* START MATERIAL SHOWN *

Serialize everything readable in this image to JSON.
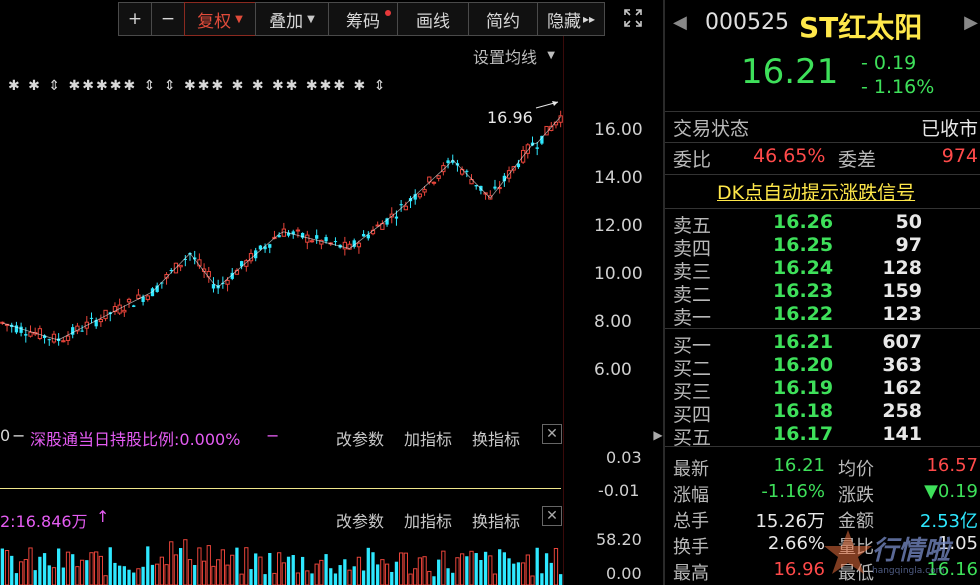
{
  "toolbar": {
    "plus": "+",
    "minus": "−",
    "fuquan": "复权",
    "diejia": "叠加",
    "chouma": "筹码",
    "huaxian": "画线",
    "jianyue": "简约",
    "yincang": "隐藏",
    "yincang_arrows": "▸▸"
  },
  "chart": {
    "ma_settings": "设置均线",
    "high_label": "16.96",
    "price_ticks": [
      "16.00",
      "14.00",
      "12.00",
      "10.00",
      "8.00",
      "6.00"
    ],
    "markers": "✱ ✱ ⇕ ✱✱✱✱✱ ⇕ ⇕ ✱✱✱ ✱ ✱ ✱✱ ✱✱✱ ✱ ⇕"
  },
  "indicator": {
    "left_value": "0",
    "text": "深股通当日持股比例:0.000%",
    "dash": "−",
    "change_params": "改参数",
    "add_indicator": "加指标",
    "switch_indicator": "换指标",
    "close": "✕",
    "val_top": "0.03",
    "val_bottom": "-0.01"
  },
  "volume": {
    "text": "2:16.846万",
    "arrow": "↑",
    "change_params": "改参数",
    "add_indicator": "加指标",
    "switch_indicator": "换指标",
    "close": "✕",
    "val_top": "58.20",
    "val_bottom": "0.00"
  },
  "stock": {
    "code": "000525",
    "name": "ST红太阳",
    "price": "16.21",
    "change_abs": "- 0.19",
    "change_pct": "- 1.16%",
    "nav_left": "◀",
    "nav_right": "▶"
  },
  "status": {
    "label": "交易状态",
    "value": "已收市"
  },
  "ratio": {
    "weibi_label": "委比",
    "weibi_value": "46.65%",
    "weicha_label": "委差",
    "weicha_value": "974"
  },
  "dk": "DK点自动提示涨跌信号",
  "sell": [
    {
      "label": "卖五",
      "price": "16.26",
      "vol": "50"
    },
    {
      "label": "卖四",
      "price": "16.25",
      "vol": "97"
    },
    {
      "label": "卖三",
      "price": "16.24",
      "vol": "128"
    },
    {
      "label": "卖二",
      "price": "16.23",
      "vol": "159"
    },
    {
      "label": "卖一",
      "price": "16.22",
      "vol": "123"
    }
  ],
  "buy": [
    {
      "label": "买一",
      "price": "16.21",
      "vol": "607"
    },
    {
      "label": "买二",
      "price": "16.20",
      "vol": "363"
    },
    {
      "label": "买三",
      "price": "16.19",
      "vol": "162"
    },
    {
      "label": "买四",
      "price": "16.18",
      "vol": "258"
    },
    {
      "label": "买五",
      "price": "16.17",
      "vol": "141"
    }
  ],
  "stats": [
    {
      "l1": "最新",
      "v1": "16.21",
      "c1": "green",
      "l2": "均价",
      "v2": "16.57",
      "c2": "red"
    },
    {
      "l1": "涨幅",
      "v1": "-1.16%",
      "c1": "green",
      "l2": "涨跌",
      "v2": "▼0.19",
      "c2": "green"
    },
    {
      "l1": "总手",
      "v1": "15.26万",
      "c1": "white",
      "l2": "金额",
      "v2": "2.53亿",
      "c2": "cyan"
    },
    {
      "l1": "换手",
      "v1": "2.66%",
      "c1": "white",
      "l2": "量比",
      "v2": "1.05",
      "c2": "white"
    },
    {
      "l1": "最高",
      "v1": "16.96",
      "c1": "red",
      "l2": "最低",
      "v2": "16.16",
      "c2": "green"
    }
  ],
  "watermark": {
    "text": "行情啦",
    "url": "hangqingla.com"
  },
  "colors": {
    "up": "#e8443a",
    "down": "#2ee8ff",
    "ma": "#ffffff"
  }
}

* END MATERIAL SHOWN *

**SET EXERCISE**. Pictures in the records above should not be copied. Repeat everything else exactly.

**EXERCISE RESPONSE**.
Serialize everything readable in this image to JSON.
{
  "toolbar": {
    "plus": "+",
    "minus": "−",
    "fuquan": "复权",
    "diejia": "叠加",
    "chouma": "筹码",
    "huaxian": "画线",
    "jianyue": "简约",
    "yincang": "隐藏",
    "yincang_arrows": "▸▸"
  },
  "chart": {
    "ma_settings": "设置均线",
    "high_label": "16.96",
    "price_ticks": [
      "16.00",
      "14.00",
      "12.00",
      "10.00",
      "8.00",
      "6.00"
    ],
    "markers": "✱ ✱ ⇕ ✱✱✱✱✱ ⇕ ⇕ ✱✱✱ ✱ ✱ ✱✱ ✱✱✱ ✱ ⇕"
  },
  "indicator": {
    "left_value": "0",
    "text": "深股通当日持股比例:0.000%",
    "dash": "−",
    "change_params": "改参数",
    "add_indicator": "加指标",
    "switch_indicator": "换指标",
    "close": "✕",
    "val_top": "0.03",
    "val_bottom": "-0.01"
  },
  "volume": {
    "text": "2:16.846万",
    "arrow": "↑",
    "change_params": "改参数",
    "add_indicator": "加指标",
    "switch_indicator": "换指标",
    "close": "✕",
    "val_top": "58.20",
    "val_bottom": "0.00"
  },
  "stock": {
    "code": "000525",
    "name": "ST红太阳",
    "price": "16.21",
    "change_abs": "- 0.19",
    "change_pct": "- 1.16%",
    "nav_left": "◀",
    "nav_right": "▶"
  },
  "status": {
    "label": "交易状态",
    "value": "已收市"
  },
  "ratio": {
    "weibi_label": "委比",
    "weibi_value": "46.65%",
    "weicha_label": "委差",
    "weicha_value": "974"
  },
  "dk": "DK点自动提示涨跌信号",
  "sell": [
    {
      "label": "卖五",
      "price": "16.26",
      "vol": "50"
    },
    {
      "label": "卖四",
      "price": "16.25",
      "vol": "97"
    },
    {
      "label": "卖三",
      "price": "16.24",
      "vol": "128"
    },
    {
      "label": "卖二",
      "price": "16.23",
      "vol": "159"
    },
    {
      "label": "卖一",
      "price": "16.22",
      "vol": "123"
    }
  ],
  "buy": [
    {
      "label": "买一",
      "price": "16.21",
      "vol": "607"
    },
    {
      "label": "买二",
      "price": "16.20",
      "vol": "363"
    },
    {
      "label": "买三",
      "price": "16.19",
      "vol": "162"
    },
    {
      "label": "买四",
      "price": "16.18",
      "vol": "258"
    },
    {
      "label": "买五",
      "price": "16.17",
      "vol": "141"
    }
  ],
  "stats": [
    {
      "l1": "最新",
      "v1": "16.21",
      "c1": "green",
      "l2": "均价",
      "v2": "16.57",
      "c2": "red"
    },
    {
      "l1": "涨幅",
      "v1": "-1.16%",
      "c1": "green",
      "l2": "涨跌",
      "v2": "▼0.19",
      "c2": "green"
    },
    {
      "l1": "总手",
      "v1": "15.26万",
      "c1": "white",
      "l2": "金额",
      "v2": "2.53亿",
      "c2": "cyan"
    },
    {
      "l1": "换手",
      "v1": "2.66%",
      "c1": "white",
      "l2": "量比",
      "v2": "1.05",
      "c2": "white"
    },
    {
      "l1": "最高",
      "v1": "16.96",
      "c1": "red",
      "l2": "最低",
      "v2": "16.16",
      "c2": "green"
    }
  ],
  "watermark": {
    "text": "行情啦",
    "url": "hangqingla.com"
  },
  "colors": {
    "up": "#e8443a",
    "down": "#2ee8ff",
    "ma": "#ffffff"
  }
}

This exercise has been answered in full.